=== DATA IN THIS EXERCISE ===

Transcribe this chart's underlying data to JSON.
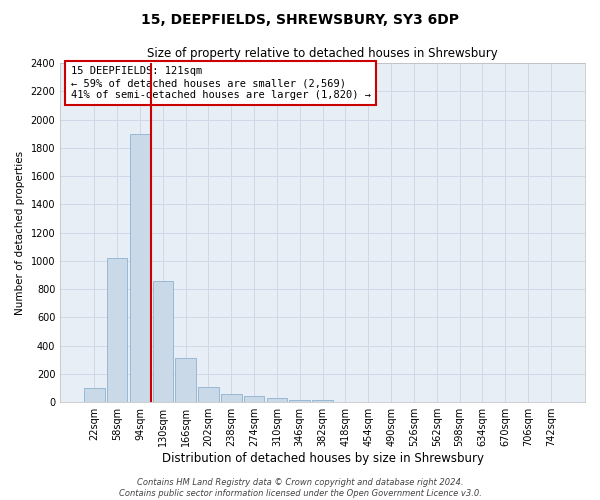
{
  "title": "15, DEEPFIELDS, SHREWSBURY, SY3 6DP",
  "subtitle": "Size of property relative to detached houses in Shrewsbury",
  "xlabel": "Distribution of detached houses by size in Shrewsbury",
  "ylabel": "Number of detached properties",
  "categories": [
    "22sqm",
    "58sqm",
    "94sqm",
    "130sqm",
    "166sqm",
    "202sqm",
    "238sqm",
    "274sqm",
    "310sqm",
    "346sqm",
    "382sqm",
    "418sqm",
    "454sqm",
    "490sqm",
    "526sqm",
    "562sqm",
    "598sqm",
    "634sqm",
    "670sqm",
    "706sqm",
    "742sqm"
  ],
  "values": [
    100,
    1020,
    1900,
    860,
    310,
    110,
    55,
    45,
    30,
    15,
    15,
    5,
    2,
    1,
    1,
    0,
    0,
    0,
    0,
    0,
    0
  ],
  "bar_color": "#c9d9e8",
  "bar_edge_color": "#7fa8c9",
  "vline_color": "#cc0000",
  "vline_x_index": 2.5,
  "annotation_text": "15 DEEPFIELDS: 121sqm\n← 59% of detached houses are smaller (2,569)\n41% of semi-detached houses are larger (1,820) →",
  "annotation_box_color": "#ffffff",
  "annotation_box_edge_color": "#cc0000",
  "ylim": [
    0,
    2400
  ],
  "yticks": [
    0,
    200,
    400,
    600,
    800,
    1000,
    1200,
    1400,
    1600,
    1800,
    2000,
    2200,
    2400
  ],
  "grid_color": "#d0d8e8",
  "bg_color": "#e8eef5",
  "footer": "Contains HM Land Registry data © Crown copyright and database right 2024.\nContains public sector information licensed under the Open Government Licence v3.0.",
  "title_fontsize": 10,
  "subtitle_fontsize": 8.5,
  "xlabel_fontsize": 8.5,
  "ylabel_fontsize": 7.5,
  "tick_fontsize": 7,
  "annotation_fontsize": 7.5,
  "footer_fontsize": 6
}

===

WHAT IS ASKED: Quote the records above in full, dropping each picture.

SOLUTION TO THIS EXERCISE:
Transcribe this chart's underlying data to JSON.
{
  "title": "15, DEEPFIELDS, SHREWSBURY, SY3 6DP",
  "subtitle": "Size of property relative to detached houses in Shrewsbury",
  "xlabel": "Distribution of detached houses by size in Shrewsbury",
  "ylabel": "Number of detached properties",
  "categories": [
    "22sqm",
    "58sqm",
    "94sqm",
    "130sqm",
    "166sqm",
    "202sqm",
    "238sqm",
    "274sqm",
    "310sqm",
    "346sqm",
    "382sqm",
    "418sqm",
    "454sqm",
    "490sqm",
    "526sqm",
    "562sqm",
    "598sqm",
    "634sqm",
    "670sqm",
    "706sqm",
    "742sqm"
  ],
  "values": [
    100,
    1020,
    1900,
    860,
    310,
    110,
    55,
    45,
    30,
    15,
    15,
    5,
    2,
    1,
    1,
    0,
    0,
    0,
    0,
    0,
    0
  ],
  "bar_color": "#c9d9e8",
  "bar_edge_color": "#7fa8c9",
  "vline_color": "#cc0000",
  "vline_x_index": 2.5,
  "annotation_text": "15 DEEPFIELDS: 121sqm\n← 59% of detached houses are smaller (2,569)\n41% of semi-detached houses are larger (1,820) →",
  "annotation_box_color": "#ffffff",
  "annotation_box_edge_color": "#cc0000",
  "ylim": [
    0,
    2400
  ],
  "yticks": [
    0,
    200,
    400,
    600,
    800,
    1000,
    1200,
    1400,
    1600,
    1800,
    2000,
    2200,
    2400
  ],
  "grid_color": "#d0d8e8",
  "bg_color": "#e8eef5",
  "footer": "Contains HM Land Registry data © Crown copyright and database right 2024.\nContains public sector information licensed under the Open Government Licence v3.0.",
  "title_fontsize": 10,
  "subtitle_fontsize": 8.5,
  "xlabel_fontsize": 8.5,
  "ylabel_fontsize": 7.5,
  "tick_fontsize": 7,
  "annotation_fontsize": 7.5,
  "footer_fontsize": 6
}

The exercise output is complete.